> **Records for this task**
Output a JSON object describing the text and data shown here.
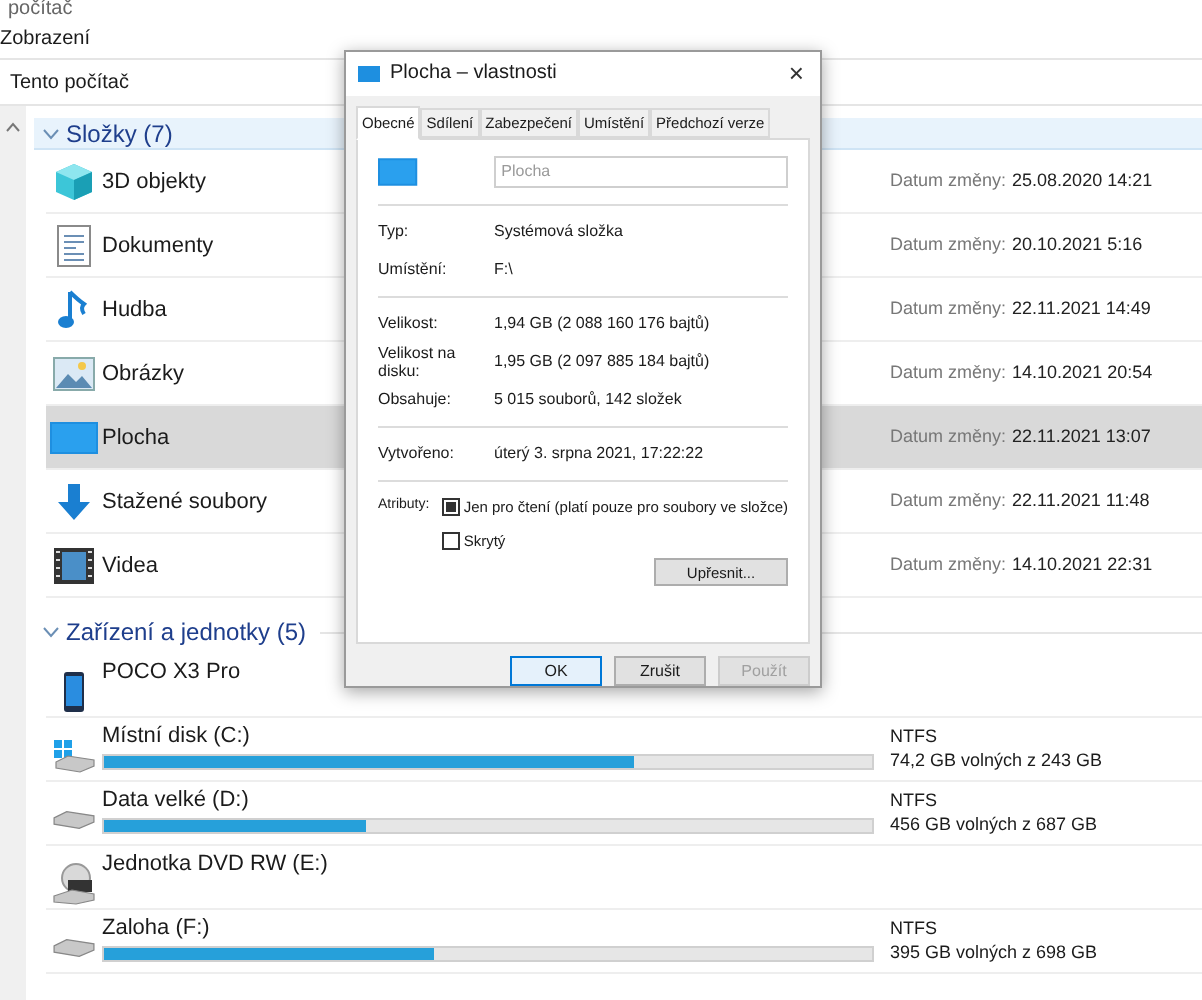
{
  "top_bar": {
    "title": "počítač"
  },
  "menu": {
    "label": "Zobrazení"
  },
  "address_bar": {
    "path": "Tento počítač"
  },
  "folders_group": {
    "title": "Složky (7)",
    "expanded": true,
    "items": [
      {
        "name": "3D objekty",
        "date_label": "Datum změny:",
        "date": "25.08.2020 14:21",
        "selected": false
      },
      {
        "name": "Dokumenty",
        "date_label": "Datum změny:",
        "date": "20.10.2021 5:16",
        "selected": false
      },
      {
        "name": "Hudba",
        "date_label": "Datum změny:",
        "date": "22.11.2021 14:49",
        "selected": false
      },
      {
        "name": "Obrázky",
        "date_label": "Datum změny:",
        "date": "14.10.2021 20:54",
        "selected": false
      },
      {
        "name": "Plocha",
        "date_label": "Datum změny:",
        "date": "22.11.2021 13:07",
        "selected": true
      },
      {
        "name": "Stažené soubory",
        "date_label": "Datum změny:",
        "date": "22.11.2021 11:48",
        "selected": false
      },
      {
        "name": "Videa",
        "date_label": "Datum změny:",
        "date": "14.10.2021 22:31",
        "selected": false
      }
    ]
  },
  "devices_group": {
    "title": "Zařízení a jednotky (5)",
    "expanded": true,
    "items": [
      {
        "kind": "phone",
        "name": "POCO X3 Pro"
      },
      {
        "kind": "disk",
        "name": "Místní disk (C:)",
        "filesystem": "NTFS",
        "free": "74,2 GB volných z 243 GB",
        "level": 0.69
      },
      {
        "kind": "disk",
        "name": "Data velké (D:)",
        "filesystem": "NTFS",
        "free": "456 GB volných z 687 GB",
        "level": 0.34
      },
      {
        "kind": "dvd",
        "name": "Jednotka DVD RW (E:)"
      },
      {
        "kind": "disk",
        "name": "Zaloha (F:)",
        "filesystem": "NTFS",
        "free": "395 GB volných z 698 GB",
        "level": 0.43
      }
    ]
  },
  "dialog": {
    "title": "Plocha – vlastnosti",
    "close": "×",
    "tabs": [
      {
        "label": "Obecné",
        "selected": true
      },
      {
        "label": "Sdílení",
        "selected": false
      },
      {
        "label": "Zabezpečení",
        "selected": false
      },
      {
        "label": "Umístění",
        "selected": false
      },
      {
        "label": "Předchozí verze",
        "selected": false
      }
    ],
    "name_field": {
      "placeholder": "Plocha"
    },
    "info": [
      {
        "label": "Typ:",
        "value": "Systémová složka"
      },
      {
        "label": "Umístění:",
        "value": "F:\\"
      }
    ],
    "size": [
      {
        "label": "Velikost:",
        "value": "1,94 GB (2 088 160 176 bajtů)"
      },
      {
        "label": "Velikost na disku:",
        "value": "1,95 GB (2 097 885 184 bajtů)"
      },
      {
        "label": "Obsahuje:",
        "value": "5 015 souborů, 142 složek"
      }
    ],
    "created": {
      "label": "Vytvořeno:",
      "value": "úterý 3. srpna 2021, 17:22:22"
    },
    "attributes": {
      "label": "Atributy:",
      "options": [
        {
          "label": "Jen pro čtení (platí pouze pro soubory ve složce)",
          "checked": true
        },
        {
          "label": "Skrytý",
          "checked": false
        }
      ],
      "advanced": "Upřesnit..."
    },
    "buttons": [
      {
        "label": "OK",
        "default": true,
        "disabled": false
      },
      {
        "label": "Zrušit",
        "default": false,
        "disabled": false
      },
      {
        "label": "Použít",
        "default": false,
        "disabled": true
      }
    ]
  }
}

> **What to do**
Give the number of lines that hold the word "Plocha" in these records, with nothing added.

> **Solved exercise**
3